Dataset records:
^^^^^^^^

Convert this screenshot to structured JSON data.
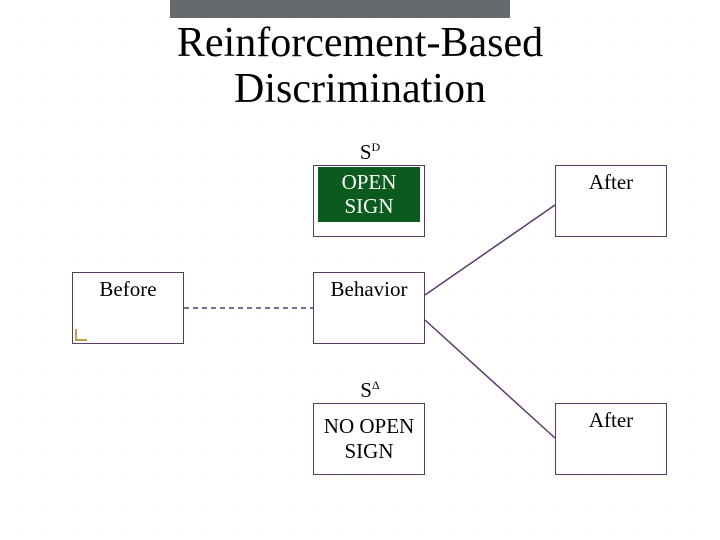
{
  "title_line1": "Reinforcement-Based",
  "title_line2": "Discrimination",
  "sd": {
    "symbol": "S",
    "super": "D",
    "text": "OPEN SIGN"
  },
  "sdelta": {
    "symbol": "S",
    "super": "Δ",
    "text": "NO OPEN SIGN"
  },
  "before": {
    "label": "Before"
  },
  "behavior": {
    "label": "Behavior"
  },
  "after_top": {
    "label": "After"
  },
  "after_bottom": {
    "label": "After"
  },
  "colors": {
    "border": "#5a3a6a",
    "accent_green": "#0b5a1e",
    "corner_gold": "#b6a14a"
  }
}
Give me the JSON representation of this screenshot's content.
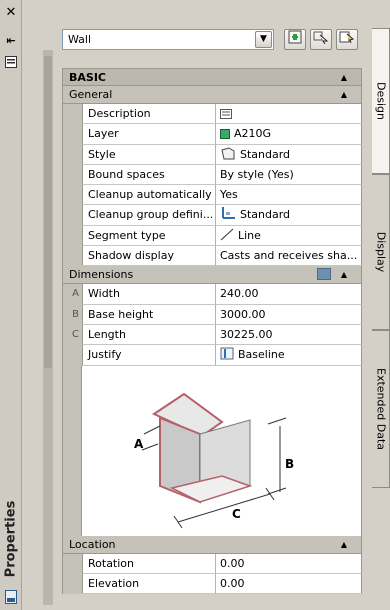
{
  "palette": {
    "title": "Properties"
  },
  "toolbar": {
    "object_type": "Wall",
    "quick_select_label": "Quick Select",
    "select_objects_label": "Select Objects",
    "toggle_pickadd_label": "Toggle PICKADD"
  },
  "tabs": [
    "Design",
    "Display",
    "Extended Data"
  ],
  "basic": {
    "title": "BASIC",
    "general": {
      "title": "General",
      "rows": [
        {
          "name": "Description",
          "value": ""
        },
        {
          "name": "Layer",
          "value": "A210G"
        },
        {
          "name": "Style",
          "value": "Standard"
        },
        {
          "name": "Bound spaces",
          "value": "By style (Yes)"
        },
        {
          "name": "Cleanup automatically",
          "value": "Yes"
        },
        {
          "name": "Cleanup group defini...",
          "value": "Standard"
        },
        {
          "name": "Segment type",
          "value": "Line"
        },
        {
          "name": "Shadow display",
          "value": "Casts and receives sha..."
        }
      ]
    },
    "dimensions": {
      "title": "Dimensions",
      "rows": [
        {
          "key": "A",
          "name": "Width",
          "value": "240.00"
        },
        {
          "key": "B",
          "name": "Base height",
          "value": "3000.00"
        },
        {
          "key": "C",
          "name": "Length",
          "value": "30225.00"
        },
        {
          "key": "",
          "name": "Justify",
          "value": "Baseline"
        }
      ],
      "diagram_labels": {
        "a": "A",
        "b": "B",
        "c": "C"
      }
    },
    "location": {
      "title": "Location",
      "rows": [
        {
          "name": "Rotation",
          "value": "0.00"
        },
        {
          "name": "Elevation",
          "value": "0.00"
        }
      ]
    }
  },
  "colors": {
    "layer_swatch": "#3aa86a",
    "wall_face": "#d8d8d8",
    "wall_edge": "#b5606a"
  }
}
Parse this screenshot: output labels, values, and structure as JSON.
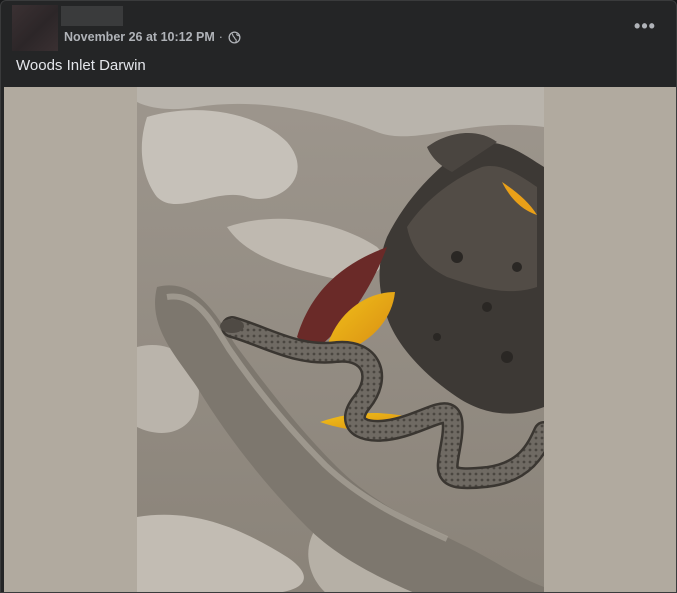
{
  "post": {
    "author_name": "",
    "timestamp": "November 26 at 10:12 PM",
    "separator": "·",
    "privacy_icon": "globe-icon",
    "more_label": "•••",
    "caption": "Woods Inlet Darwin"
  },
  "colors": {
    "background": "#242526",
    "text_primary": "#e4e6eb",
    "text_secondary": "#b0b3b8",
    "media_backdrop": "#b1aa9f"
  }
}
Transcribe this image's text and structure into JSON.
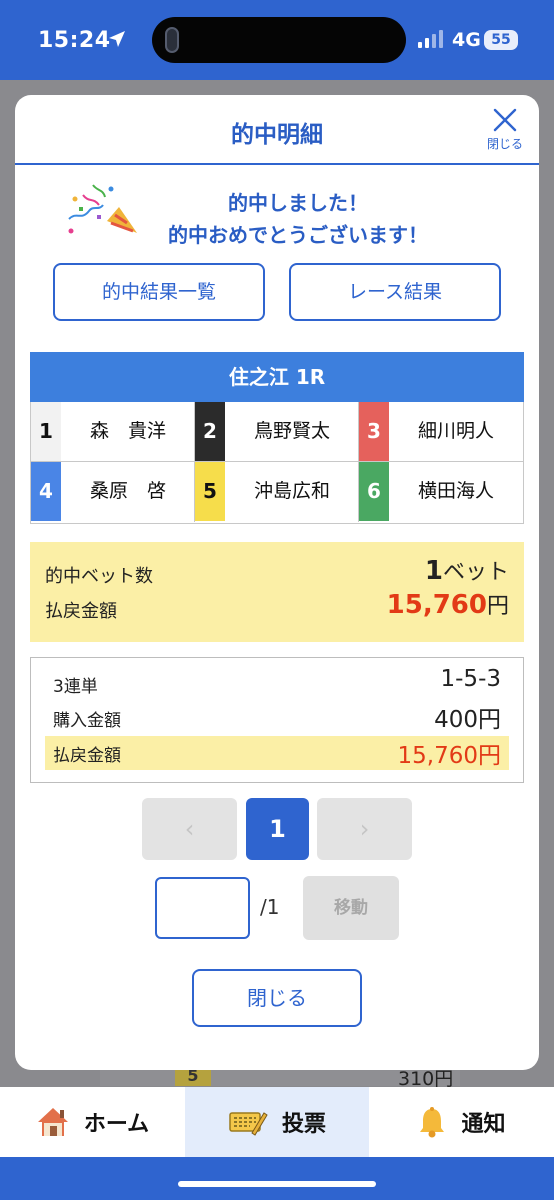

^^^^^^^^

Task goal
From the data above, copy each line that has the string "Cleanup".

Full answer
          "name": "Cleanup automatically",
          "name": "Cleanup group defini...",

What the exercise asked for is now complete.